### Instructions to follow
Look through the lines and report how many include the word "true", giving nothing but the number.

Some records
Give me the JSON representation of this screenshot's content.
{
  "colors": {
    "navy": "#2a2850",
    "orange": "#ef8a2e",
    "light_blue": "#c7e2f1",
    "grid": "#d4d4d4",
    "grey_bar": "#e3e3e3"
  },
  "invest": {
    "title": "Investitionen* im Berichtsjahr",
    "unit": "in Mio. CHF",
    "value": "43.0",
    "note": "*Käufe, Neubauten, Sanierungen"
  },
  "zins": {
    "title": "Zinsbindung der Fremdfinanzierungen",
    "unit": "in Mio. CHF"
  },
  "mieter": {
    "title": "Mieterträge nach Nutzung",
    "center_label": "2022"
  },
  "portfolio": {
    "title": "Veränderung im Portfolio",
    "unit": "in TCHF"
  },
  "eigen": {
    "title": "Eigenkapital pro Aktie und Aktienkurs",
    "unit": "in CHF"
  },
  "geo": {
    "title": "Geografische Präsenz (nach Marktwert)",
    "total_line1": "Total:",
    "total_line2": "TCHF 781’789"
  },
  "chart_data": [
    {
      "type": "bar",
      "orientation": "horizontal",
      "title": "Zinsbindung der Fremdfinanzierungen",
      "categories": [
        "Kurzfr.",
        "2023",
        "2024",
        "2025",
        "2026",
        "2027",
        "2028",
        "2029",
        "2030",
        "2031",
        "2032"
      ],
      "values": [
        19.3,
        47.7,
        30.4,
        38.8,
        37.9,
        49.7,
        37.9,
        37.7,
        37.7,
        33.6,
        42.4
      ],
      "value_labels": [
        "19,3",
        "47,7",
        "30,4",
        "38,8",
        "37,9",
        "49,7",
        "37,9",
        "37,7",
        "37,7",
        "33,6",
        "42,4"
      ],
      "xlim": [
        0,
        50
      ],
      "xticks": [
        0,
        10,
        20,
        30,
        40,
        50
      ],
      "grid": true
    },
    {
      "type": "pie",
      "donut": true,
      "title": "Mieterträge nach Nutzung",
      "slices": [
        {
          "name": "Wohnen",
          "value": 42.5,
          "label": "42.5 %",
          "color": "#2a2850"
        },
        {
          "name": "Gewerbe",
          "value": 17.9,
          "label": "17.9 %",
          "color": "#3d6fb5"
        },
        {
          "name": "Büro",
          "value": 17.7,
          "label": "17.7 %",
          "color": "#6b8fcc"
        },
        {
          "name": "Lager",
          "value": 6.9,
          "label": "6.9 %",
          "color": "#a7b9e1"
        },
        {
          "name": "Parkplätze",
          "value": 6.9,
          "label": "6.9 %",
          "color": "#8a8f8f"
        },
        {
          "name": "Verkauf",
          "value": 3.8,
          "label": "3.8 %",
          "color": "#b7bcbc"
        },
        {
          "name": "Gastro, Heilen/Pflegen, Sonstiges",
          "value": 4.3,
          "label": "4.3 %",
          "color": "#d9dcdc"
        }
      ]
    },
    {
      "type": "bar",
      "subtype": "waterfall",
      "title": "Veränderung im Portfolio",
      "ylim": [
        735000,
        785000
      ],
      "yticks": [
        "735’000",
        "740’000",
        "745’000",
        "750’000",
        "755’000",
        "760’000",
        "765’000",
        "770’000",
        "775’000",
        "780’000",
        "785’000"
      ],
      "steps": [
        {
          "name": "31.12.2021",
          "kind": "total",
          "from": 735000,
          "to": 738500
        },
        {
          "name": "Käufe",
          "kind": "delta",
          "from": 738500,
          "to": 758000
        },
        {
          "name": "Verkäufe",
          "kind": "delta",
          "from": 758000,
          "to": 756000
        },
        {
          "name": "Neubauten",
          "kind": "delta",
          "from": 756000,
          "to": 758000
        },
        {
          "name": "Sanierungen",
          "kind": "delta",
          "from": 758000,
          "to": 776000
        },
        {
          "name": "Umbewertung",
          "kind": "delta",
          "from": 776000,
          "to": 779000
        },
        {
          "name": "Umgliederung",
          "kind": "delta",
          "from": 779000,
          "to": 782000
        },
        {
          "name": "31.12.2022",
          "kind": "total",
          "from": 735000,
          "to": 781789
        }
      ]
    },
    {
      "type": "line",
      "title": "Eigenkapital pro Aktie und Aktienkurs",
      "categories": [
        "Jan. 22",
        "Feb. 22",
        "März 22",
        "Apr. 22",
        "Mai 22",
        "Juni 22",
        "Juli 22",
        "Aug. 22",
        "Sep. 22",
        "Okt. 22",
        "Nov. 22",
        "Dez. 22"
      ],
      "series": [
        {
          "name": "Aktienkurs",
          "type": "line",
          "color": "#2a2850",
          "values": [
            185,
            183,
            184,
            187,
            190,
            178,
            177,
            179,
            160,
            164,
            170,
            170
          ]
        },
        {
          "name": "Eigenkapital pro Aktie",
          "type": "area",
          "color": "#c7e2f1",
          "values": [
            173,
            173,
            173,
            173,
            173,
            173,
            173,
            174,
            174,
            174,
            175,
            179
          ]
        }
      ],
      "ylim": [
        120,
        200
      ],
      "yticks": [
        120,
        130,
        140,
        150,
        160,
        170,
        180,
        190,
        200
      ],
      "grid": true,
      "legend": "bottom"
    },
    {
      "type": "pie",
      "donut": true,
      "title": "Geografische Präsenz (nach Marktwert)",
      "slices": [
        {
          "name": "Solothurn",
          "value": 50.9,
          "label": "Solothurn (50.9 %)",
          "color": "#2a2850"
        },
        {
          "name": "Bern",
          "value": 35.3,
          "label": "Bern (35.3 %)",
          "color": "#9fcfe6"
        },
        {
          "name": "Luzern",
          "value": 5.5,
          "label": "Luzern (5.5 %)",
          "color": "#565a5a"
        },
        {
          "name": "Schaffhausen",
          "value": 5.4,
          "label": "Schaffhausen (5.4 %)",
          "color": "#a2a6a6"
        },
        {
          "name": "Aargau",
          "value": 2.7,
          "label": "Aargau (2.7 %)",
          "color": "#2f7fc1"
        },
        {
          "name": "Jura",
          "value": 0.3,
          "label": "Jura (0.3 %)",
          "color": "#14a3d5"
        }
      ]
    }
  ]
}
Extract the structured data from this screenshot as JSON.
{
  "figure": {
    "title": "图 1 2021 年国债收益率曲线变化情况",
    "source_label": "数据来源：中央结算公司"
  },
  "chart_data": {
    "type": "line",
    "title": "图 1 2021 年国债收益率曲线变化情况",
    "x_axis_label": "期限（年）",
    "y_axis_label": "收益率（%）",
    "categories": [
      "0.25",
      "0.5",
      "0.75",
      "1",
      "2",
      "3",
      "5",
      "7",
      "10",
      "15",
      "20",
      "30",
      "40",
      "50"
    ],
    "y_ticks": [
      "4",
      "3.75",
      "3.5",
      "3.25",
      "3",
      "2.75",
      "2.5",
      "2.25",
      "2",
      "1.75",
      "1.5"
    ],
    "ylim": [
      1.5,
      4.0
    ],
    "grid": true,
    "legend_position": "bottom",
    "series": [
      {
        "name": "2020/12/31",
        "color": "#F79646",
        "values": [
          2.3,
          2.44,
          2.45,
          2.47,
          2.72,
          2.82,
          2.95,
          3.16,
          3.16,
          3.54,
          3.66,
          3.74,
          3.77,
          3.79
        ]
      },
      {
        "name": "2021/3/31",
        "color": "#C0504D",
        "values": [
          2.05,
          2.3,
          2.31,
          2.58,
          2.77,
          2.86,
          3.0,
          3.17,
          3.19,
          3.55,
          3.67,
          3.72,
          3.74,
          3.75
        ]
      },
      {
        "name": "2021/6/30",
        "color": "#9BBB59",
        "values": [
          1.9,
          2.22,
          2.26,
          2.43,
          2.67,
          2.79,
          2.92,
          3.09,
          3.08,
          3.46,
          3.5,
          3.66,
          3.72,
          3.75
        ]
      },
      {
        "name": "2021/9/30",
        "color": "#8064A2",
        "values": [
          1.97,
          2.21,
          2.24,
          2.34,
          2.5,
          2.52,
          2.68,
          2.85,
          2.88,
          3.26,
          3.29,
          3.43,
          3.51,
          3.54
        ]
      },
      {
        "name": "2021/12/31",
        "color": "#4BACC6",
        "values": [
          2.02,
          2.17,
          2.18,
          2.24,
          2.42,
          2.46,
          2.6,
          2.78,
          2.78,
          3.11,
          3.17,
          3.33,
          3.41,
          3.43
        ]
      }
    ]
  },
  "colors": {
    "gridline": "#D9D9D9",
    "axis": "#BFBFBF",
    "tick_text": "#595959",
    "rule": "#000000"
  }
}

### Result of the exercise
5